Provided information section start
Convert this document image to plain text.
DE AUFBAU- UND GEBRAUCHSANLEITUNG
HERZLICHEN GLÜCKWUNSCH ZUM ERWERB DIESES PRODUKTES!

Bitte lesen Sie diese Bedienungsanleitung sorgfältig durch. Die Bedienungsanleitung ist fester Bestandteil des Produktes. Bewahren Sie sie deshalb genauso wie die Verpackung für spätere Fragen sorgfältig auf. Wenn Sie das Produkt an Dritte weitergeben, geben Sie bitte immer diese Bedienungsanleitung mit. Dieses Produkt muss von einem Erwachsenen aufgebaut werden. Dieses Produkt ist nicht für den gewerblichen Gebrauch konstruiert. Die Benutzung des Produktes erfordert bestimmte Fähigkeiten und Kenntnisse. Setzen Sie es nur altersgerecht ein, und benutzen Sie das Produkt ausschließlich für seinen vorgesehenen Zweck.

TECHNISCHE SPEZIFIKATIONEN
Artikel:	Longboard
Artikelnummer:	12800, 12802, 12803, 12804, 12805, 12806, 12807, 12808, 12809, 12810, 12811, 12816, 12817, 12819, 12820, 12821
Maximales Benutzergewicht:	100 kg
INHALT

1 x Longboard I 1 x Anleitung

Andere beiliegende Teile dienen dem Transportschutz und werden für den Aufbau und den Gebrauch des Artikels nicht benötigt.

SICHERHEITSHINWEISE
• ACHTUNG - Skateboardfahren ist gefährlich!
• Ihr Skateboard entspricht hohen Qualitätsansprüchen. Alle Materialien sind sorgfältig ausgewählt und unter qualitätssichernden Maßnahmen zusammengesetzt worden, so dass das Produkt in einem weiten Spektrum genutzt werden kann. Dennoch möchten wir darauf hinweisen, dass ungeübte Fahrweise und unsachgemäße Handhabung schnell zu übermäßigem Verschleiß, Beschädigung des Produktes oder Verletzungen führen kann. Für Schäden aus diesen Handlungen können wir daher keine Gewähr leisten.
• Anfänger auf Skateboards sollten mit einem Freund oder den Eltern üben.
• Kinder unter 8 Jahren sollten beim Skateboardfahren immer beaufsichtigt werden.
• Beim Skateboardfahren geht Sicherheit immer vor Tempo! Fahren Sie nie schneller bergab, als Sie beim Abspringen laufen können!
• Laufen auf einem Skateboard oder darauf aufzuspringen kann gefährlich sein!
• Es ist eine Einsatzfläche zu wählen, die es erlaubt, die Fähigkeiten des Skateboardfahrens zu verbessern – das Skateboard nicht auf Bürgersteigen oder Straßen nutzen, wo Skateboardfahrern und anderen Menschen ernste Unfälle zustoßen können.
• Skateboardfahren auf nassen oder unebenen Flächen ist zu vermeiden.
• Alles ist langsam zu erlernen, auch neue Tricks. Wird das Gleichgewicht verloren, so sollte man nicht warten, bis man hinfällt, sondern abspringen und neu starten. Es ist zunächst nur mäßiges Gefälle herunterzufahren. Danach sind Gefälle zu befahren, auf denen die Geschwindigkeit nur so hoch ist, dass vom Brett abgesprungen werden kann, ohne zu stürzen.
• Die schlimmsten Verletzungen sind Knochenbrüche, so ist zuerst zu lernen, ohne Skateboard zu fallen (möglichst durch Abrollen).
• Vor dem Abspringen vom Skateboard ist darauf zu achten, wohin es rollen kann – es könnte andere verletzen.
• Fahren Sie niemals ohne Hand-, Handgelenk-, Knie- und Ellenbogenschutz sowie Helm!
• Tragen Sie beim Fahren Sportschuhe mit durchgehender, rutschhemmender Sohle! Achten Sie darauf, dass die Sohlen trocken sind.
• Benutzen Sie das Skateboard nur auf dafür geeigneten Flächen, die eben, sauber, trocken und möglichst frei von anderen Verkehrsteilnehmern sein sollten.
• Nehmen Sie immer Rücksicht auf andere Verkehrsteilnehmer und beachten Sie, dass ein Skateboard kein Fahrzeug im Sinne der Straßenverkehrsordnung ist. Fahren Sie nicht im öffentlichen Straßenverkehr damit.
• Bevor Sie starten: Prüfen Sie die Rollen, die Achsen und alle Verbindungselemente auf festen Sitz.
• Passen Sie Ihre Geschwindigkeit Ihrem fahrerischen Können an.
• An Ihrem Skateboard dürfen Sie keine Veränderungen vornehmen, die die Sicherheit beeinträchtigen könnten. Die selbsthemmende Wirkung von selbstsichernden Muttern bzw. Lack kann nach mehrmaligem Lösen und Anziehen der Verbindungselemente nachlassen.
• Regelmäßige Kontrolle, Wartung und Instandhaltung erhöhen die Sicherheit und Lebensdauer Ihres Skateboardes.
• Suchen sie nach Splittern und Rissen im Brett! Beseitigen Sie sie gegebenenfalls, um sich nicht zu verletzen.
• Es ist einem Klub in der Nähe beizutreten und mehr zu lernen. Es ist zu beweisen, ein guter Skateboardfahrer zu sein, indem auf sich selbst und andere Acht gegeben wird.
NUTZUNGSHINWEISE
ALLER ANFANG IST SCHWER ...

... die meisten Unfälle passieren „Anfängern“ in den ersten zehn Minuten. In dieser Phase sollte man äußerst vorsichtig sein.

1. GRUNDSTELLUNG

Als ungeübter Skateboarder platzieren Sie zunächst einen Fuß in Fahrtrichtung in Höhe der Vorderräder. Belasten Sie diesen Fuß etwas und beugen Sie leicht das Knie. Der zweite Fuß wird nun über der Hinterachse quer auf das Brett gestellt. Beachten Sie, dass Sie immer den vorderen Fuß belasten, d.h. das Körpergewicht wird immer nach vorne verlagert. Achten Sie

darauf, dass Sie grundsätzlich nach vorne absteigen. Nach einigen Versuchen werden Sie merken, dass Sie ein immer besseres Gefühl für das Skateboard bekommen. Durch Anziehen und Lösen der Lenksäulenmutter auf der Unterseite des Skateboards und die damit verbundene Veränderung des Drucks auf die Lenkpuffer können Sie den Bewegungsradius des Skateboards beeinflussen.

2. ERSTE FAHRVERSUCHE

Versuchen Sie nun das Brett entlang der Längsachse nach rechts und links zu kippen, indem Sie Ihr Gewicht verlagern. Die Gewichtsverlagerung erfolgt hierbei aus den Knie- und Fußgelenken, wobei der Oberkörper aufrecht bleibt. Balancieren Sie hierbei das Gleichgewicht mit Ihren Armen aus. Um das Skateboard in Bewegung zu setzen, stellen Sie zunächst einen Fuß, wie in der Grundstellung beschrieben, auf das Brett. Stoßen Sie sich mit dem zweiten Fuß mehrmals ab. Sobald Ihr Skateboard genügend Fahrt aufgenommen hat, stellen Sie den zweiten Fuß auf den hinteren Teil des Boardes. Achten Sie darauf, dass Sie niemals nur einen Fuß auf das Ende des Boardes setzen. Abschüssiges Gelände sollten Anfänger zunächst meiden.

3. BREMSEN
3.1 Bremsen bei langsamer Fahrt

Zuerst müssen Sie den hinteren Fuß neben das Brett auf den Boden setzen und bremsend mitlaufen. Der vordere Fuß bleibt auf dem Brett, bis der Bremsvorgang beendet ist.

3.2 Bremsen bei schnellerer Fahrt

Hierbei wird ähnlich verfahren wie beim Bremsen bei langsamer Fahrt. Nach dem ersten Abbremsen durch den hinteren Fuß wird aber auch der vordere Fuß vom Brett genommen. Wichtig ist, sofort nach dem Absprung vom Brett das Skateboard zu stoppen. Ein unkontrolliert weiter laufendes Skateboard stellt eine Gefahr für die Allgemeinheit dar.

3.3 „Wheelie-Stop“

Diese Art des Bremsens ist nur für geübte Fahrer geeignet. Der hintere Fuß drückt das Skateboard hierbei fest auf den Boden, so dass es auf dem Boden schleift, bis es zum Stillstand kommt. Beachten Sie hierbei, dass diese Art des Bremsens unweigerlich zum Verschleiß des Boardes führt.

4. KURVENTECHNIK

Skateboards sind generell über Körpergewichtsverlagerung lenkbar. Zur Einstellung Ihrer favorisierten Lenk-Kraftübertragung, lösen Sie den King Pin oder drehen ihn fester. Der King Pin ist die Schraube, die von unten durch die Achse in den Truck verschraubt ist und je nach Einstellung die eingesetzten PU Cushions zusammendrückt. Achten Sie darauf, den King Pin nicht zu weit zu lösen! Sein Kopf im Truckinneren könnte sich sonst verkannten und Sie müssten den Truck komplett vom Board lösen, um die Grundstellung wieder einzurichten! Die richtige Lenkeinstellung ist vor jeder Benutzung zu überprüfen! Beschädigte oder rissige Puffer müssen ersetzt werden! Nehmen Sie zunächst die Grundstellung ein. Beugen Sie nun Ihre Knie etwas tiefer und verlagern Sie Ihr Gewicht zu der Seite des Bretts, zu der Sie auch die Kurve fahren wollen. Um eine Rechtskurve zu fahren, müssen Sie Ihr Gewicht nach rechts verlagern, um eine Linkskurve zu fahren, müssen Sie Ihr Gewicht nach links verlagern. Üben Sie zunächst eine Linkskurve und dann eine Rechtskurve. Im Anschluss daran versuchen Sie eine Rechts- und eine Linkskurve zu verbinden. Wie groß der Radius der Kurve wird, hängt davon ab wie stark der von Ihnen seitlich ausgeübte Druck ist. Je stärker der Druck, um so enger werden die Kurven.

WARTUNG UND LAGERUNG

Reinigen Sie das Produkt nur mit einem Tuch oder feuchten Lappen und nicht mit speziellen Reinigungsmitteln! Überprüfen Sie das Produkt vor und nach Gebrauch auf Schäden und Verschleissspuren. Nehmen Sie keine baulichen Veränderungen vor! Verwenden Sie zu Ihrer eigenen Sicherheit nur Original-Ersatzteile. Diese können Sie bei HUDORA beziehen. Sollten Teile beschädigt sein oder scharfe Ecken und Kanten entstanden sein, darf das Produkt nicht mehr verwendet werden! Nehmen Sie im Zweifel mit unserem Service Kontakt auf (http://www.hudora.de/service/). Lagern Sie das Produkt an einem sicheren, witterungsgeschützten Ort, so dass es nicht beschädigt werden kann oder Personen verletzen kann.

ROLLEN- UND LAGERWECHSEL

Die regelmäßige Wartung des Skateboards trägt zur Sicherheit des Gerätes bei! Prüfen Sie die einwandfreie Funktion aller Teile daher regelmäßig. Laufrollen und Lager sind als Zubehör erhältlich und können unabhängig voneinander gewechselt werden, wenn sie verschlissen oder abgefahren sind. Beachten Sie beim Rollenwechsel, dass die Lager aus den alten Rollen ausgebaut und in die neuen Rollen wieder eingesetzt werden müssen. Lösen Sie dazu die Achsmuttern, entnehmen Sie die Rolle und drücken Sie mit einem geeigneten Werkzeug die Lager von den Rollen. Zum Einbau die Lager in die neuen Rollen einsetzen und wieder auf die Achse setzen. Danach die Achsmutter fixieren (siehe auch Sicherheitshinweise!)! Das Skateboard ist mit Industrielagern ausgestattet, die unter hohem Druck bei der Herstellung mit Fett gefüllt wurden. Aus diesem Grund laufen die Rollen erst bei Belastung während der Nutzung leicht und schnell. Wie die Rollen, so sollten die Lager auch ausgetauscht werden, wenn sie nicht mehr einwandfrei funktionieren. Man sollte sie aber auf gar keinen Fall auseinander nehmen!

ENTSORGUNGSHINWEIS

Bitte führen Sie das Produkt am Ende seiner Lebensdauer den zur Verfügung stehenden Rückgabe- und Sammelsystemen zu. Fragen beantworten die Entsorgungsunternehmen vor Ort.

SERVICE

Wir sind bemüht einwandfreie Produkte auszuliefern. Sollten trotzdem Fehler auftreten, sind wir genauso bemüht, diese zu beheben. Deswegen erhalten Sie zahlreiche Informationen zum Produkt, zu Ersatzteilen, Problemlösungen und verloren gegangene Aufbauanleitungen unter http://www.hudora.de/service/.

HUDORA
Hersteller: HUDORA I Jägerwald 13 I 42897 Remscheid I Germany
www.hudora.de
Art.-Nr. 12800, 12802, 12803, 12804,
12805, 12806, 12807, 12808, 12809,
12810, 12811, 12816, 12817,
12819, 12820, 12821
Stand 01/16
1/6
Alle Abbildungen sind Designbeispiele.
Provided information section end
Task goal → Each line of the data that contains "immer" belongs in the answer.

Solution for this exercise →
Bitte lesen Sie diese Bedienungsanleitung sorgfältig durch. Die Bedienungsanleitung ist fester Bestandteil des Produktes. Bewahren Sie sie deshalb genauso wie die Verpackung für spätere Fragen sorgfältig auf. Wenn Sie das Produkt an Dritte weitergeben, geben Sie bitte immer diese Bedienungsanleitung mit. Dieses Produkt muss von einem Erwachsenen aufgebaut werden. Dieses Produkt ist nicht für den gewerblichen Gebrauch konstruiert. Die Benutzung des Produktes erfordert bestimmte Fähigkeiten und Kenntnisse. Setzen Sie es nur altersgerecht ein, und benutzen Sie das Produkt ausschließlich für seinen vorgesehenen Zweck.
• Kinder unter 8 Jahren sollten beim Skateboardfahren immer beaufsichtigt werden.
• Beim Skateboardfahren geht Sicherheit immer vor Tempo! Fahren Sie nie schneller bergab, als Sie beim Abspringen laufen können!
• Nehmen Sie immer Rücksicht auf andere Verkehrsteilnehmer und beachten Sie, dass ein Skateboard kein Fahrzeug im Sinne der Straßenverkehrsordnung ist. Fahren Sie nicht im öffentlichen Straßenverkehr damit.
Als ungeübter Skateboarder platzieren Sie zunächst einen Fuß in Fahrtrichtung in Höhe der Vorderräder. Belasten Sie diesen Fuß etwas und beugen Sie leicht das Knie. Der zweite Fuß wird nun über der Hinterachse quer auf das Brett gestellt. Beachten Sie, dass Sie immer den vorderen Fuß belasten, d.h. das Körpergewicht wird immer nach vorne verlagert. Achten Sie
darauf, dass Sie grundsätzlich nach vorne absteigen. Nach einigen Versuchen werden Sie merken, dass Sie ein immer besseres Gefühl für das Skateboard bekommen. Durch Anziehen und Lösen der Lenksäulenmutter auf der Unterseite des Skateboards und die damit verbundene Veränderung des Drucks auf die Lenkpuffer können Sie den Bewegungsradius des Skateboards beeinflussen.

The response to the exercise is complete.